▸ **Selected passage**
(begin)

Unidentified Analyst:
Thank you very much. Three from me if I can. So firstly on the Whatcar partnership, I was wondering if you could talk a little bit about how you see that as a source of traffic. I think you mentioned it. But obviously if Whatcar is sort of a top of funnel tool for you guys, I was wondering how you see the value of that particularly with respect to the new car proposition. And do they pay you for access to the inventory, do you pay them for traffic? I’m interested in the commercials there as well. Secondly, with some lenders having ceased paying commission, I think Lloyds are one of them, Stellantis are another. So some fairly large lenders there. Any idea if that is temporary, likely to be over a longer period of time and should we be pricing any sort of impact on retailers from cessation of commission payments there? And then just thirdly on OEM advertising, you said that you haven’t got the proposition quite right and I think revenues were only up slightly on first half 2024. I think I’m right in remembering that you were intending to transition from an all you can eat to a stock-based model. I’m just wondering given some of the pressures on OEMs to sell more cars, particularly more EVs at the moment, what is it you think needs to change there?
Nathan Coe:
Do you want to take those two?

(end)

▸ **What is asked**
Copy out the full transcript excerpt above word for word, from "Unidentified Analyst:" through "Do you want to take those two?"

▸ **Material supplied**
(begin)

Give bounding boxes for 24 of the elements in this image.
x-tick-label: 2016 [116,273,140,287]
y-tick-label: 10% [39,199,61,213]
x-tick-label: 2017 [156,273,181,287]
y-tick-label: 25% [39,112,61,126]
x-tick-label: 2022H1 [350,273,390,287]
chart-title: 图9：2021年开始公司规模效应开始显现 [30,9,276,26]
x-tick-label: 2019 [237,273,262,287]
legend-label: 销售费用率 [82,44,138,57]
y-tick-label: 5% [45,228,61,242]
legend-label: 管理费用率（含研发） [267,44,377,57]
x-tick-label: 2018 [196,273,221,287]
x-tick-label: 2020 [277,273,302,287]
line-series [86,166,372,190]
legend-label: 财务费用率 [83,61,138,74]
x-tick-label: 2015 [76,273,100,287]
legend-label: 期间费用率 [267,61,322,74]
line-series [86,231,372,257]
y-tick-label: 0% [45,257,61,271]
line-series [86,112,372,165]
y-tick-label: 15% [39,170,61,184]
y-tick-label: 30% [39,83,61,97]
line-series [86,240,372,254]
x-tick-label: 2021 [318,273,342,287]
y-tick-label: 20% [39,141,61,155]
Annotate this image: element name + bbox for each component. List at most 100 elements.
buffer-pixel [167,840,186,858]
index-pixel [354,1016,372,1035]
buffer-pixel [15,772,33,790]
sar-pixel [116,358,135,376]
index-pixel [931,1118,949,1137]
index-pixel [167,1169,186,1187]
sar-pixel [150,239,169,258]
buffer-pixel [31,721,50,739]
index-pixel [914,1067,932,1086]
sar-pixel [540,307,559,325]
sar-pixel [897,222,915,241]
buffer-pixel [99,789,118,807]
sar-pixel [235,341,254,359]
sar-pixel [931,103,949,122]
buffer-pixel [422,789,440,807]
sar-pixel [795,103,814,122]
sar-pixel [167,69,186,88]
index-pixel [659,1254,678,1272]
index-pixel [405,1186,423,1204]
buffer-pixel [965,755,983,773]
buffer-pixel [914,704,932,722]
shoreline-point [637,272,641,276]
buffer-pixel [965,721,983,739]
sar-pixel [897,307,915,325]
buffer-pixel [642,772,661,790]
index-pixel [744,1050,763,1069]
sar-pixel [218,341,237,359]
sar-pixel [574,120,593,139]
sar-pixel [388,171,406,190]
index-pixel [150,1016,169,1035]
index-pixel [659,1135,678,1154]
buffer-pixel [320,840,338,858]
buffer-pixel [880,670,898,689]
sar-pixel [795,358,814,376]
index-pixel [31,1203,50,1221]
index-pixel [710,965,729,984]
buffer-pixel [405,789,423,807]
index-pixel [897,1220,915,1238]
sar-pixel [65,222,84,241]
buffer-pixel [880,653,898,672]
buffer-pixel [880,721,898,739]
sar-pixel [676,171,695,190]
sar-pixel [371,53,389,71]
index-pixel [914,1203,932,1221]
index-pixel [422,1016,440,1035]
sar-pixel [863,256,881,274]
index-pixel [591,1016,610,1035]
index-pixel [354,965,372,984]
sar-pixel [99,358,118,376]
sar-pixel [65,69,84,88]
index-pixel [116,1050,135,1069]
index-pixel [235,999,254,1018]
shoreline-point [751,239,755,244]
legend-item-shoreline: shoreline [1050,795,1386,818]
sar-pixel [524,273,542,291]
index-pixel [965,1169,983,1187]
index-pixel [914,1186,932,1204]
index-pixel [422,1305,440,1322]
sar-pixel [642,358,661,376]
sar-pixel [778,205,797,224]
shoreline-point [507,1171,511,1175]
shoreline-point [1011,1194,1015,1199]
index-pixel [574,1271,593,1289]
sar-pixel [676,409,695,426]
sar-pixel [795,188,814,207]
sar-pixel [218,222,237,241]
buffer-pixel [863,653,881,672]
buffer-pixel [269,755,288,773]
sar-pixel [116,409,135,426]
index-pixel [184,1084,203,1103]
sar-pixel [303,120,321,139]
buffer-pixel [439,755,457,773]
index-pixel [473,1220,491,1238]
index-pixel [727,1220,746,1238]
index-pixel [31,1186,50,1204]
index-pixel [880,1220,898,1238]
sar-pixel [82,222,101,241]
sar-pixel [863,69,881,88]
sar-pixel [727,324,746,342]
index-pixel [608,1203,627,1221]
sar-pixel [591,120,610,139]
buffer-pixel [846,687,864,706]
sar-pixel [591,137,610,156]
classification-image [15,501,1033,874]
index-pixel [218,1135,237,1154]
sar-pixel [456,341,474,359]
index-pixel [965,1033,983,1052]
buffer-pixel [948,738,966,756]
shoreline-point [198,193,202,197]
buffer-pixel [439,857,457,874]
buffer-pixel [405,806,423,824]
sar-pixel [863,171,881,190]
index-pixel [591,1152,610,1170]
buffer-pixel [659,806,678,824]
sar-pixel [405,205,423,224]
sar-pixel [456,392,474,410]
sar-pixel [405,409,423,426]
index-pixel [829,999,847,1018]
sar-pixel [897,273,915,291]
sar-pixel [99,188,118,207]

(end)

▸ **Exercise result**
Unidentified Analyst:
Thank you very much. Three from me if I can. So firstly on the Whatcar partnership, I was wondering if you could talk a little bit about how you see that as a source of traffic. I think you mentioned it. But obviously if Whatcar is sort of a top of funnel tool for you guys, I was wondering how you see the value of that particularly with respect to the new car proposition. And do they pay you for access to the inventory, do you pay them for traffic? I’m interested in the commercials there as well. Secondly, with some lenders having ceased paying commission, I think Lloyds are one of them, Stellantis are another. So some fairly large lenders there. Any idea if that is temporary, likely to be over a longer period of time and should we be pricing any sort of impact on retailers from cessation of commission payments there? And then just thirdly on OEM advertising, you said that you haven’t got the proposition quite right and I think revenues were only up slightly on first half 2024. I think I’m right in remembering that you were intending to transition from an all you can eat to a stock-based model. I’m just wondering given some of the pressures on OEMs to sell more cars, particularly more EVs at the moment, what is it you think needs to change there?
Nathan Coe:
Do you want to take those two?